(Exercise goal)
Copy out all of the material exactly.

(Provided data)

--------------------

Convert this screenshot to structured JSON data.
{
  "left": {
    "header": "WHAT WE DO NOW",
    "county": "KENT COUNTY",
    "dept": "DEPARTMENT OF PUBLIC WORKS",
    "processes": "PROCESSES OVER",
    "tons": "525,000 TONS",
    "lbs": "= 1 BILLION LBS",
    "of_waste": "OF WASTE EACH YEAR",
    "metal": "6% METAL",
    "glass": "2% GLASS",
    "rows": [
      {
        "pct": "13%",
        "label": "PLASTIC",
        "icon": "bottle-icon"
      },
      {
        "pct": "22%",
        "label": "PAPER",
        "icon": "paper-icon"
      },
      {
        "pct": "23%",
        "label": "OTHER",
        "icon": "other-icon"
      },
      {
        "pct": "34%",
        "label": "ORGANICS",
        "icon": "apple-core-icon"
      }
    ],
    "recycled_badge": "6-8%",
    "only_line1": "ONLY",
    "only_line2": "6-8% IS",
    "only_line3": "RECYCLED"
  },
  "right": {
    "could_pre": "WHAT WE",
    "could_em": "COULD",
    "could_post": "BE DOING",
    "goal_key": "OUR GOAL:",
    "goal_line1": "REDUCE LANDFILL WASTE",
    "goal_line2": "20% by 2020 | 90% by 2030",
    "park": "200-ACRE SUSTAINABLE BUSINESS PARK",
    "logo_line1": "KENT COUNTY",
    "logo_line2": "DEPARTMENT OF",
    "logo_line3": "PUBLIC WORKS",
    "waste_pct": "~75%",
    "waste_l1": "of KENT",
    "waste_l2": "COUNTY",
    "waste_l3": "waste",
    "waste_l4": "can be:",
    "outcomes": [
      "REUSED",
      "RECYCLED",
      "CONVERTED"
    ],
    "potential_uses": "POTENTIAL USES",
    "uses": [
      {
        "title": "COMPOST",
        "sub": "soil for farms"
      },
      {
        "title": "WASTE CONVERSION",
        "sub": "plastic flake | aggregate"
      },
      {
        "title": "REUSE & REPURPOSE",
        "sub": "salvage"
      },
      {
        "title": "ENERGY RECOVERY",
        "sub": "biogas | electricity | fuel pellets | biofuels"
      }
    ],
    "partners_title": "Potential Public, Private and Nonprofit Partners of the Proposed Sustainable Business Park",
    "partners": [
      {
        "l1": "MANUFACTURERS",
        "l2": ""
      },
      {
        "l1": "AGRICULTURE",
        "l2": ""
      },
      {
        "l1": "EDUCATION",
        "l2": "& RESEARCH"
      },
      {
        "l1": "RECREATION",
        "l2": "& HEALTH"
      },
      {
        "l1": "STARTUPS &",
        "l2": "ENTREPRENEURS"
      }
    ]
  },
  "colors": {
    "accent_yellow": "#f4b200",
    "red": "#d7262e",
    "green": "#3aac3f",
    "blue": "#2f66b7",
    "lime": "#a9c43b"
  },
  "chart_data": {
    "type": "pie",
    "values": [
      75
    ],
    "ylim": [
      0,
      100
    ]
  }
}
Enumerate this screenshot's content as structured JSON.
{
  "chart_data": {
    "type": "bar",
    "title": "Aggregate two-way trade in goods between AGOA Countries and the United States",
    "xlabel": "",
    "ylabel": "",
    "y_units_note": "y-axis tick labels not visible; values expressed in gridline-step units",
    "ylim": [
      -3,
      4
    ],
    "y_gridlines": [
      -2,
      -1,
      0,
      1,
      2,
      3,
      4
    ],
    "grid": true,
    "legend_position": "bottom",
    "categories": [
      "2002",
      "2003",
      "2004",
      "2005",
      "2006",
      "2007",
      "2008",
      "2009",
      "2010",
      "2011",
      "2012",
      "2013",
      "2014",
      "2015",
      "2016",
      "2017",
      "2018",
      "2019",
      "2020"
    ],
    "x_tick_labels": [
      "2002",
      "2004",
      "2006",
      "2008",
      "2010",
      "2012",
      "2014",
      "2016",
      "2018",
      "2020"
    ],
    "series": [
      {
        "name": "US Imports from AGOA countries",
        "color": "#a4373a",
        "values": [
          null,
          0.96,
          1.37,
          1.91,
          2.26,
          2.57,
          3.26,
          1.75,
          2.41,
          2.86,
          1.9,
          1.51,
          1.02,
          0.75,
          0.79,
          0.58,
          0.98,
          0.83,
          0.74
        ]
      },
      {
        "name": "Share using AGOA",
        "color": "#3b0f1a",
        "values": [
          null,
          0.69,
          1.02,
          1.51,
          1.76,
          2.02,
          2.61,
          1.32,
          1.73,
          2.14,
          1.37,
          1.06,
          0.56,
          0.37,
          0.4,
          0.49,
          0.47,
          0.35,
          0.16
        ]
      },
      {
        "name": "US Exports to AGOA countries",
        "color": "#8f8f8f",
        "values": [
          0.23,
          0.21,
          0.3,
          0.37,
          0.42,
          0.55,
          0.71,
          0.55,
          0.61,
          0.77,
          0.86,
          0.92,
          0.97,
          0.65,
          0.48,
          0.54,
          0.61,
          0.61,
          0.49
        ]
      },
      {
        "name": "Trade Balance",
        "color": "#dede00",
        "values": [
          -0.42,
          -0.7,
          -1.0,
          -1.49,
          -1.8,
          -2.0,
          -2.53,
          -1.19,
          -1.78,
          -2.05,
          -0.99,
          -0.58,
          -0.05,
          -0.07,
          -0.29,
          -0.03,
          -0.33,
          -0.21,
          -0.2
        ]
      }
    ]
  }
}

--------------------

(Solution for this problem)
Convert this screenshot to structured JSON data.
{
  "left": {
    "header": "WHAT WE DO NOW",
    "county": "KENT COUNTY",
    "dept": "DEPARTMENT OF PUBLIC WORKS",
    "processes": "PROCESSES OVER",
    "tons": "525,000 TONS",
    "lbs": "= 1 BILLION LBS",
    "of_waste": "OF WASTE EACH YEAR",
    "metal": "6% METAL",
    "glass": "2% GLASS",
    "rows": [
      {
        "pct": "13%",
        "label": "PLASTIC",
        "icon": "bottle-icon"
      },
      {
        "pct": "22%",
        "label": "PAPER",
        "icon": "paper-icon"
      },
      {
        "pct": "23%",
        "label": "OTHER",
        "icon": "other-icon"
      },
      {
        "pct": "34%",
        "label": "ORGANICS",
        "icon": "apple-core-icon"
      }
    ],
    "recycled_badge": "6-8%",
    "only_line1": "ONLY",
    "only_line2": "6-8% IS",
    "only_line3": "RECYCLED"
  },
  "right": {
    "could_pre": "WHAT WE",
    "could_em": "COULD",
    "could_post": "BE DOING",
    "goal_key": "OUR GOAL:",
    "goal_line1": "REDUCE LANDFILL WASTE",
    "goal_line2": "20% by 2020 | 90% by 2030",
    "park": "200-ACRE SUSTAINABLE BUSINESS PARK",
    "logo_line1": "KENT COUNTY",
    "logo_line2": "DEPARTMENT OF",
    "logo_line3": "PUBLIC WORKS",
    "waste_pct": "~75%",
    "waste_l1": "of KENT",
    "waste_l2": "COUNTY",
    "waste_l3": "waste",
    "waste_l4": "can be:",
    "outcomes": [
      "REUSED",
      "RECYCLED",
      "CONVERTED"
    ],
    "potential_uses": "POTENTIAL USES",
    "uses": [
      {
        "title": "COMPOST",
        "sub": "soil for farms"
      },
      {
        "title": "WASTE CONVERSION",
        "sub": "plastic flake | aggregate"
      },
      {
        "title": "REUSE & REPURPOSE",
        "sub": "salvage"
      },
      {
        "title": "ENERGY RECOVERY",
        "sub": "biogas | electricity | fuel pellets | biofuels"
      }
    ],
    "partners_title": "Potential Public, Private and Nonprofit Partners of the Proposed Sustainable Business Park",
    "partners": [
      {
        "l1": "MANUFACTURERS",
        "l2": ""
      },
      {
        "l1": "AGRICULTURE",
        "l2": ""
      },
      {
        "l1": "EDUCATION",
        "l2": "& RESEARCH"
      },
      {
        "l1": "RECREATION",
        "l2": "& HEALTH"
      },
      {
        "l1": "STARTUPS &",
        "l2": "ENTREPRENEURS"
      }
    ]
  },
  "colors": {
    "accent_yellow": "#f4b200",
    "red": "#d7262e",
    "green": "#3aac3f",
    "blue": "#2f66b7",
    "lime": "#a9c43b"
  },
  "chart_data": {
    "type": "pie",
    "values": [
      75
    ],
    "ylim": [
      0,
      100
    ]
  }
}
Enumerate this screenshot's content as structured JSON.
{
  "chart_data": {
    "type": "bar",
    "title": "Aggregate two-way trade in goods between AGOA Countries and the United States",
    "xlabel": "",
    "ylabel": "",
    "y_units_note": "y-axis tick labels not visible; values expressed in gridline-step units",
    "ylim": [
      -3,
      4
    ],
    "y_gridlines": [
      -2,
      -1,
      0,
      1,
      2,
      3,
      4
    ],
    "grid": true,
    "legend_position": "bottom",
    "categories": [
      "2002",
      "2003",
      "2004",
      "2005",
      "2006",
      "2007",
      "2008",
      "2009",
      "2010",
      "2011",
      "2012",
      "2013",
      "2014",
      "2015",
      "2016",
      "2017",
      "2018",
      "2019",
      "2020"
    ],
    "x_tick_labels": [
      "2002",
      "2004",
      "2006",
      "2008",
      "2010",
      "2012",
      "2014",
      "2016",
      "2018",
      "2020"
    ],
    "series": [
      {
        "name": "US Imports from AGOA countries",
        "color": "#a4373a",
        "values": [
          null,
          0.96,
          1.37,
          1.91,
          2.26,
          2.57,
          3.26,
          1.75,
          2.41,
          2.86,
          1.9,
          1.51,
          1.02,
          0.75,
          0.79,
          0.58,
          0.98,
          0.83,
          0.74
        ]
      },
      {
        "name": "Share using AGOA",
        "color": "#3b0f1a",
        "values": [
          null,
          0.69,
          1.02,
          1.51,
          1.76,
          2.02,
          2.61,
          1.32,
          1.73,
          2.14,
          1.37,
          1.06,
          0.56,
          0.37,
          0.4,
          0.49,
          0.47,
          0.35,
          0.16
        ]
      },
      {
        "name": "US Exports to AGOA countries",
        "color": "#8f8f8f",
        "values": [
          0.23,
          0.21,
          0.3,
          0.37,
          0.42,
          0.55,
          0.71,
          0.55,
          0.61,
          0.77,
          0.86,
          0.92,
          0.97,
          0.65,
          0.48,
          0.54,
          0.61,
          0.61,
          0.49
        ]
      },
      {
        "name": "Trade Balance",
        "color": "#dede00",
        "values": [
          -0.42,
          -0.7,
          -1.0,
          -1.49,
          -1.8,
          -2.0,
          -2.53,
          -1.19,
          -1.78,
          -2.05,
          -0.99,
          -0.58,
          -0.05,
          -0.07,
          -0.29,
          -0.03,
          -0.33,
          -0.21,
          -0.2
        ]
      }
    ]
  }
}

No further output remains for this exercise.